[Chart and figure data]
══════════════════════════════

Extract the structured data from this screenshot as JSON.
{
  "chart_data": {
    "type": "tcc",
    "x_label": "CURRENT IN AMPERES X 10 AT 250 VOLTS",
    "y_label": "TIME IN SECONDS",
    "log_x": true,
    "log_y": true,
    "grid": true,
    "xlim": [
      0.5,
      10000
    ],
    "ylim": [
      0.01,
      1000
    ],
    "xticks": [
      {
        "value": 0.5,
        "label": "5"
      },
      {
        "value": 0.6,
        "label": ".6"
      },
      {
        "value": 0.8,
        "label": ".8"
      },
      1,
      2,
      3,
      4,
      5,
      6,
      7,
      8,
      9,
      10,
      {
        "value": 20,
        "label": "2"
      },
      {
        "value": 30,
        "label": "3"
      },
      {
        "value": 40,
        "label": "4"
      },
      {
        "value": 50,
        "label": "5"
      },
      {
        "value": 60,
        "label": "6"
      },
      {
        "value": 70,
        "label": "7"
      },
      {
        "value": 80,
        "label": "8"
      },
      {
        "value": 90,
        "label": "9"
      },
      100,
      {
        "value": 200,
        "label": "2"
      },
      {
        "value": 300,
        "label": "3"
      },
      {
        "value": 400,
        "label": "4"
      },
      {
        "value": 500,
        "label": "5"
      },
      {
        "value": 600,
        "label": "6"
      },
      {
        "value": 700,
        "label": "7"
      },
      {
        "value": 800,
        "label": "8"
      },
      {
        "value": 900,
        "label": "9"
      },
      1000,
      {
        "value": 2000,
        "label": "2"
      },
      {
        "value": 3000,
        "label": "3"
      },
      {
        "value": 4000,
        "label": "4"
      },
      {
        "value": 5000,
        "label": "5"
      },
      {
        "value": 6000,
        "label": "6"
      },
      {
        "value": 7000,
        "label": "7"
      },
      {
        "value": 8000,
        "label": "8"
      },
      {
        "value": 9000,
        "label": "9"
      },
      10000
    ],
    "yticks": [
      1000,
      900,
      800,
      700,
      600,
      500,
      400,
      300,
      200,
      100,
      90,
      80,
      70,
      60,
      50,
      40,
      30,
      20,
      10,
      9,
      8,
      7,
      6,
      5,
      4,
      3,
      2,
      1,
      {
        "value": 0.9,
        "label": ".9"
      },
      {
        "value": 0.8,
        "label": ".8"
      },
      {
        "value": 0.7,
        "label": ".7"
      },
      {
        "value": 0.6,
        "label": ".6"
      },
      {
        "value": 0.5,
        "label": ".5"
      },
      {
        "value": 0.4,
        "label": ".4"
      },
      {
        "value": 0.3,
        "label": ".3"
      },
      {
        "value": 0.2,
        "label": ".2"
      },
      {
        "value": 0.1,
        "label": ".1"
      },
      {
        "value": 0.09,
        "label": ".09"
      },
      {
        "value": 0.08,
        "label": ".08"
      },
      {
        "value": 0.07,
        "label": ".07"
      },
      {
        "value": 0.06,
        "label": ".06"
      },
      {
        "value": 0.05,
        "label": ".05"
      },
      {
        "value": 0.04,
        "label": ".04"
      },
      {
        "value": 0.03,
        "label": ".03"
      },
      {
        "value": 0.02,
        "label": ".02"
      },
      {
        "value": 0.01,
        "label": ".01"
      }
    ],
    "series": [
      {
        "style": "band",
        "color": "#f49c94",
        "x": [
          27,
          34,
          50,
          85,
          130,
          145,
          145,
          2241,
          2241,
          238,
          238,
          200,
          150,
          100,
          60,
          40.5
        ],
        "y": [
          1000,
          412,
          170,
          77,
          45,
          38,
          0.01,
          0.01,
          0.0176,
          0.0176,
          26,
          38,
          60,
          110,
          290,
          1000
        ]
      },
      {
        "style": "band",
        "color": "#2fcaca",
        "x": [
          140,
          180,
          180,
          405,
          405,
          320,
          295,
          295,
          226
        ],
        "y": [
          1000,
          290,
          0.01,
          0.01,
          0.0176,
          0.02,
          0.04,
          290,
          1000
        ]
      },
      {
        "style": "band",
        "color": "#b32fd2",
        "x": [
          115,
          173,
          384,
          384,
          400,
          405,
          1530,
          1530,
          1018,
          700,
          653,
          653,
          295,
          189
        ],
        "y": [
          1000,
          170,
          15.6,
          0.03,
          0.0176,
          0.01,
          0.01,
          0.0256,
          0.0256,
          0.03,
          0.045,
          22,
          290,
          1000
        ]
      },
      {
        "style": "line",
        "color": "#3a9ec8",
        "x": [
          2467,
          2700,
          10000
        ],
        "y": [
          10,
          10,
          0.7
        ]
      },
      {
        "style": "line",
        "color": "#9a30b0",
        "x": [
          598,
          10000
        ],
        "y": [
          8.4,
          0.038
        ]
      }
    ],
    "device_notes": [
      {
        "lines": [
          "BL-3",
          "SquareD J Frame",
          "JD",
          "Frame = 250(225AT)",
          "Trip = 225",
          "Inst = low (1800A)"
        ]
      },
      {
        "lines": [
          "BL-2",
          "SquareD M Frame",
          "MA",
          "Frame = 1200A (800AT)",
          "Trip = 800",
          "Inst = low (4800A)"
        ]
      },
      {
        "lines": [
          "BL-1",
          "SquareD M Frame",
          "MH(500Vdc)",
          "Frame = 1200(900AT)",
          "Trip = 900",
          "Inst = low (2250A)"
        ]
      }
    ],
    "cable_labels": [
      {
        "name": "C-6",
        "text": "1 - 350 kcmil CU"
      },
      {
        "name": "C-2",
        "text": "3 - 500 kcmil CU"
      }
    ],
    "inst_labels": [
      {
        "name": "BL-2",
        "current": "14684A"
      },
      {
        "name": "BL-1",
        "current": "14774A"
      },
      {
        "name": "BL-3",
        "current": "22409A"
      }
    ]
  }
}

══════════════════════════════

§ What the task asks: Go through the records and copy each line with "name" in it.

§ Output of the task:
        "name": "C-6",
        "name": "C-2",
        "name": "BL-2",
        "name": "BL-1",
        "name": "BL-3",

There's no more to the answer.